Task to carry out ->
Identify the lines that include the word "JSON", then copy all of them.

Information provided ->
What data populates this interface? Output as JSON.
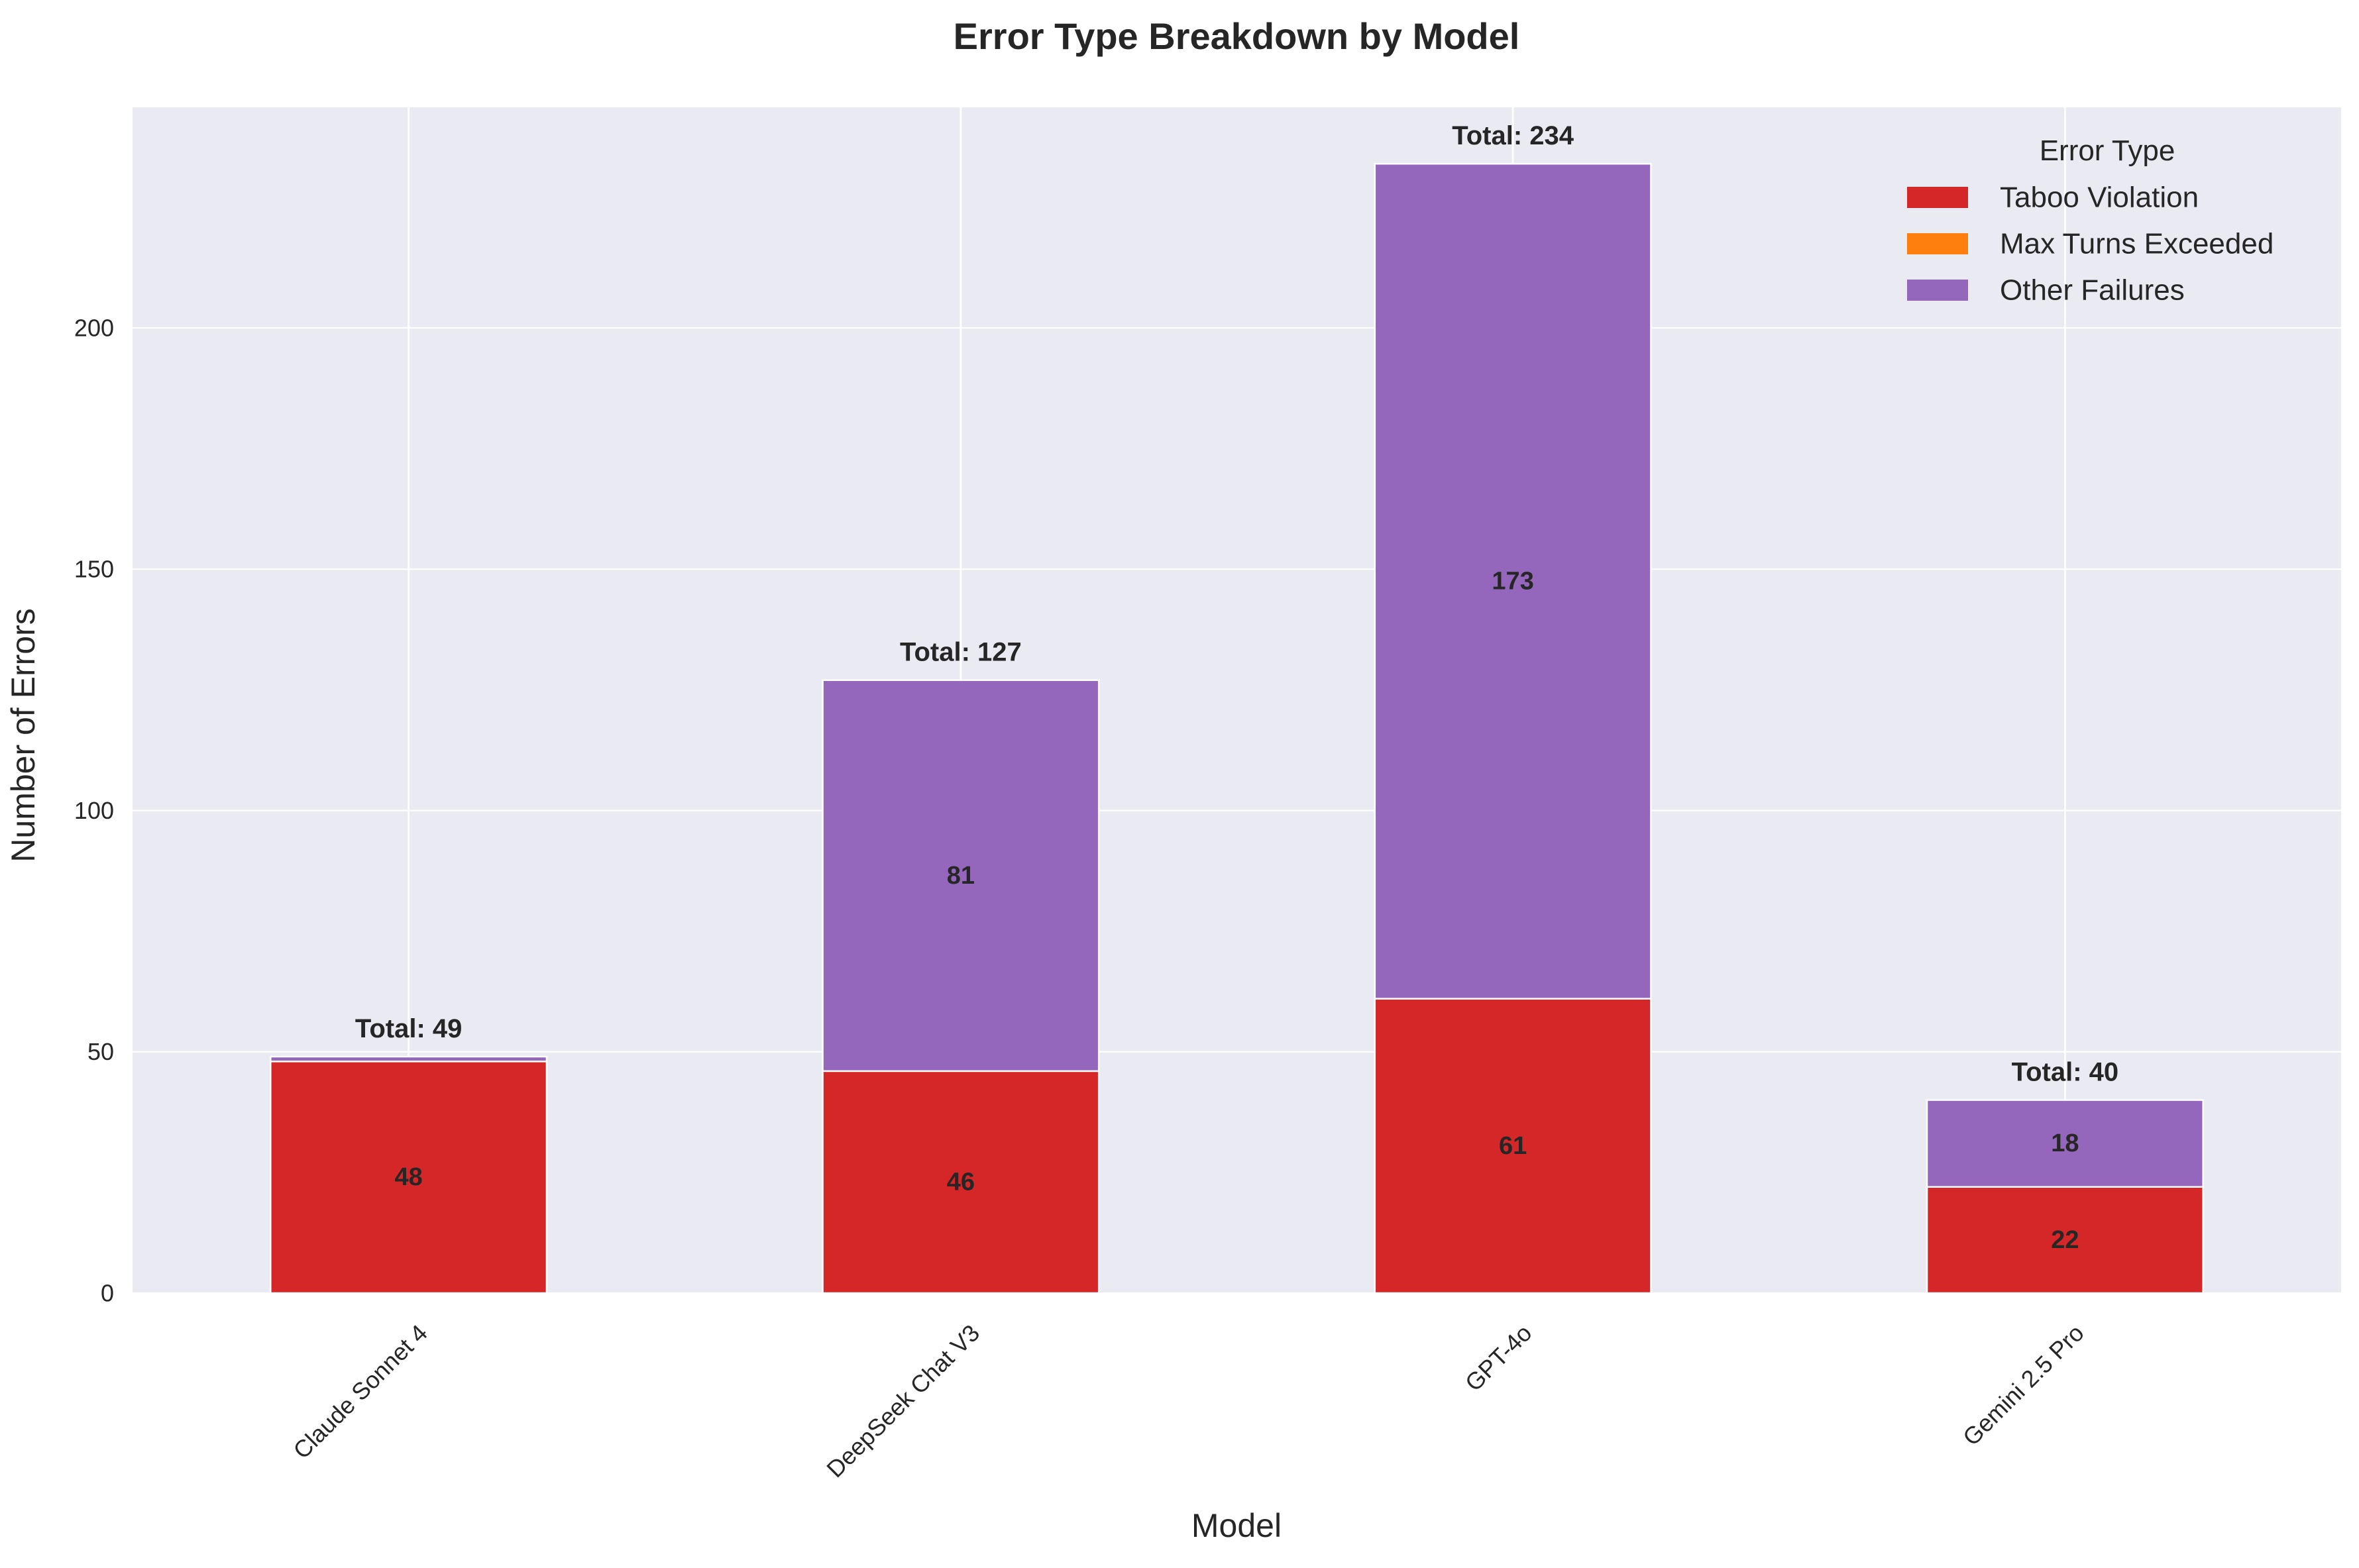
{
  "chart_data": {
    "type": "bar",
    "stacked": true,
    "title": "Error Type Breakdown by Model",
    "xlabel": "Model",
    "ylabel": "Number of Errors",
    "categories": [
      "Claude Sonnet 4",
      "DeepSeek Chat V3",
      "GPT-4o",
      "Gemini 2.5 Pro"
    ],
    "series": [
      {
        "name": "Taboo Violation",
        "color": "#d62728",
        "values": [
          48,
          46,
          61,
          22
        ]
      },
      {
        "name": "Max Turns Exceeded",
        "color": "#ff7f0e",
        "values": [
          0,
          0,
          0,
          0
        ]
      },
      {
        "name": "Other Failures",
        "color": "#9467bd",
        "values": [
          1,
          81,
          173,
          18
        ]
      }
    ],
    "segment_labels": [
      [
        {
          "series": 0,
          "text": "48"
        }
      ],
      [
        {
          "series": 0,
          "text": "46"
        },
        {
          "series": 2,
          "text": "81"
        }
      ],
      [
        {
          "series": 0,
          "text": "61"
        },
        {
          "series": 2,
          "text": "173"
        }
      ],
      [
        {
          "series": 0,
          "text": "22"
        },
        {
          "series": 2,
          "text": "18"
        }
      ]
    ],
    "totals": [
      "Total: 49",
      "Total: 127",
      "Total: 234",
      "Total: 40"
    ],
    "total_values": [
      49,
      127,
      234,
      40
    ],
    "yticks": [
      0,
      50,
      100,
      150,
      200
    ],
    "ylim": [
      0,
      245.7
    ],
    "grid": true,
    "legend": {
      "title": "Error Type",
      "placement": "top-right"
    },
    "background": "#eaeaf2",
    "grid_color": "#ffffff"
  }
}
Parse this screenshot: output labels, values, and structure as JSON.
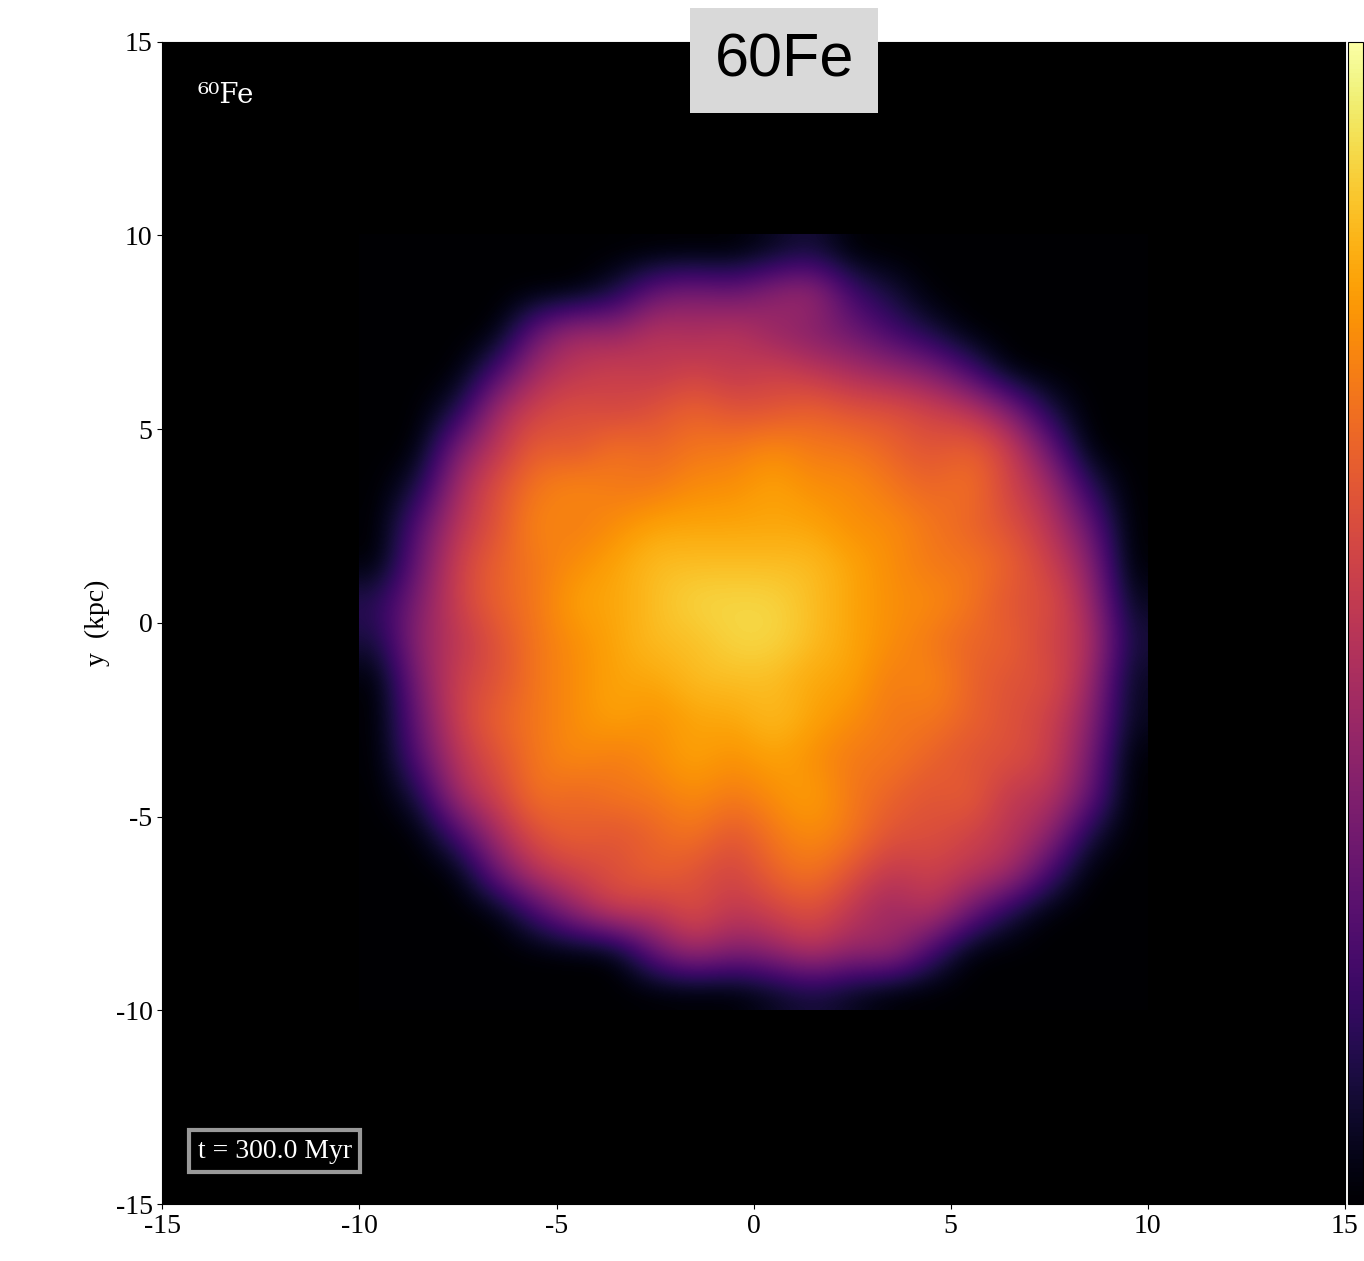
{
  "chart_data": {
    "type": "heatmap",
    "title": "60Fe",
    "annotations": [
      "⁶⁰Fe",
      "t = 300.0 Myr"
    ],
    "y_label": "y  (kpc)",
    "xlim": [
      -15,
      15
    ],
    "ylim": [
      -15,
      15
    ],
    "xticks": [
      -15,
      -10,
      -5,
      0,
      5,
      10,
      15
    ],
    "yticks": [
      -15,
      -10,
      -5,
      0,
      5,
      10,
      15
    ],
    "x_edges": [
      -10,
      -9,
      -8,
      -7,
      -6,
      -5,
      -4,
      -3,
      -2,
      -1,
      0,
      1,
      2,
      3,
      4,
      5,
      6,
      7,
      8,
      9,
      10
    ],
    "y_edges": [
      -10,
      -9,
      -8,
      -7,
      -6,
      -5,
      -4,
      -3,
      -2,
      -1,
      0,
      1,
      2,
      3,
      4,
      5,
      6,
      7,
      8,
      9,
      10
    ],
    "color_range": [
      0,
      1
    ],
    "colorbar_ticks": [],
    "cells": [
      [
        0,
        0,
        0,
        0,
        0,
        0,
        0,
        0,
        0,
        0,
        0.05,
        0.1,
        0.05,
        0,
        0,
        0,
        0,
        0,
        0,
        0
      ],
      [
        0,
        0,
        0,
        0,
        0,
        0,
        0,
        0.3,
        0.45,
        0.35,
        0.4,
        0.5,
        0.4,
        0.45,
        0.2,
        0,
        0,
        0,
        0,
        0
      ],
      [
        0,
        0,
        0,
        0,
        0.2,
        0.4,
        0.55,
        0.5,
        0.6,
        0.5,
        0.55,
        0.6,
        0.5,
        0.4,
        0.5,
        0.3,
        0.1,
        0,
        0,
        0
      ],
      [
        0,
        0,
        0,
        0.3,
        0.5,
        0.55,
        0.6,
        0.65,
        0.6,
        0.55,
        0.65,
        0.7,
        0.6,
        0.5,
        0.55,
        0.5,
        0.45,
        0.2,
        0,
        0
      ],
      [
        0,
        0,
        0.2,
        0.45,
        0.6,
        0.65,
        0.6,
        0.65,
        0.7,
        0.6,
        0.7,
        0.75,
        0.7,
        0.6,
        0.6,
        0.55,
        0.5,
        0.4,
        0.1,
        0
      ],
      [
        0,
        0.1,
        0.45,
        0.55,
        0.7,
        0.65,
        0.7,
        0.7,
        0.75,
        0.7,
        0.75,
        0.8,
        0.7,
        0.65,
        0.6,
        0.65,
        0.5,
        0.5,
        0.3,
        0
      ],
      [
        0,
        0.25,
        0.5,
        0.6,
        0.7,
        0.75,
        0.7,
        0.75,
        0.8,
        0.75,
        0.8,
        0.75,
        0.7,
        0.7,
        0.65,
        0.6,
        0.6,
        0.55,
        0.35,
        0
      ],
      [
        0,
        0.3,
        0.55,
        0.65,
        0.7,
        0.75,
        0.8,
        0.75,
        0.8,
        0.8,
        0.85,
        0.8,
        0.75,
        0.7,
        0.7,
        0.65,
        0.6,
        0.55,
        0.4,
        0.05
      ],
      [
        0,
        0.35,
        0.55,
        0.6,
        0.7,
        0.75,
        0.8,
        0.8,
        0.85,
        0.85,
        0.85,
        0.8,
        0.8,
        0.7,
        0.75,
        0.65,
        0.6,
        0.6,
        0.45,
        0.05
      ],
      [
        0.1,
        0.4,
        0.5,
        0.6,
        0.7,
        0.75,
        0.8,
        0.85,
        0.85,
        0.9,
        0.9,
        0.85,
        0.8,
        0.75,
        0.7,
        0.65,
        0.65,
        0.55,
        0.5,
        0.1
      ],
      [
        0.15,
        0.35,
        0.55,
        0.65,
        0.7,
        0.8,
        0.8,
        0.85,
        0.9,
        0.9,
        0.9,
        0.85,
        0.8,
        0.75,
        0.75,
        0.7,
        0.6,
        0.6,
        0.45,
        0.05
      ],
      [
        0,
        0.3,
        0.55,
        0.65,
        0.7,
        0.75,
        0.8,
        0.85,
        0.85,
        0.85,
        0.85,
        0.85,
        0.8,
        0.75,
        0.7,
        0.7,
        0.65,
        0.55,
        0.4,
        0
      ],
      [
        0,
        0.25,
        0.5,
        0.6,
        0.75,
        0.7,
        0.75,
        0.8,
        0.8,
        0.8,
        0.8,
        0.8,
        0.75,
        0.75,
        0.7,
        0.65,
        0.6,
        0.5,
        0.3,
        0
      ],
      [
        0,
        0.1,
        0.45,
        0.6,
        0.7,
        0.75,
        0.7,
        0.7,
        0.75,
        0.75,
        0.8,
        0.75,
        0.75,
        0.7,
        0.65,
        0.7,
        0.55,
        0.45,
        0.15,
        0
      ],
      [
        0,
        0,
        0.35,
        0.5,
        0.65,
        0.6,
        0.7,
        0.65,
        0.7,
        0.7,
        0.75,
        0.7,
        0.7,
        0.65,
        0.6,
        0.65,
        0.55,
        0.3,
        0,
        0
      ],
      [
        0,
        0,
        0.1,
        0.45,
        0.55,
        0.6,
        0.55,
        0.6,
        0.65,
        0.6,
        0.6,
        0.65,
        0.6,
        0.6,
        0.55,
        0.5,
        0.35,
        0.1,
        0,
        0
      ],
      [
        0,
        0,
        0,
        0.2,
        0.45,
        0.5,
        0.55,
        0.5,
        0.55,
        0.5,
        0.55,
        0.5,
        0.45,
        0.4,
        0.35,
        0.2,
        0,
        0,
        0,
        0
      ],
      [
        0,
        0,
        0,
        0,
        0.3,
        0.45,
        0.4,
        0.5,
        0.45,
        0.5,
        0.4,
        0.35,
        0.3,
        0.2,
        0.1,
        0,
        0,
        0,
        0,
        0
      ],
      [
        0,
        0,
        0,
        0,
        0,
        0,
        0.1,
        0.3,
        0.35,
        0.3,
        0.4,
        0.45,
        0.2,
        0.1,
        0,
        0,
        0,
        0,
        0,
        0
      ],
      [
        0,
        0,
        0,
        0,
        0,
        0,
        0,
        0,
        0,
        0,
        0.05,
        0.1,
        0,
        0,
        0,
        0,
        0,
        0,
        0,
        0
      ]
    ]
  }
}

Response to the task ->
What data populates this interface? Output as JSON.
Parse this screenshot: output labels, values, and structure as JSON.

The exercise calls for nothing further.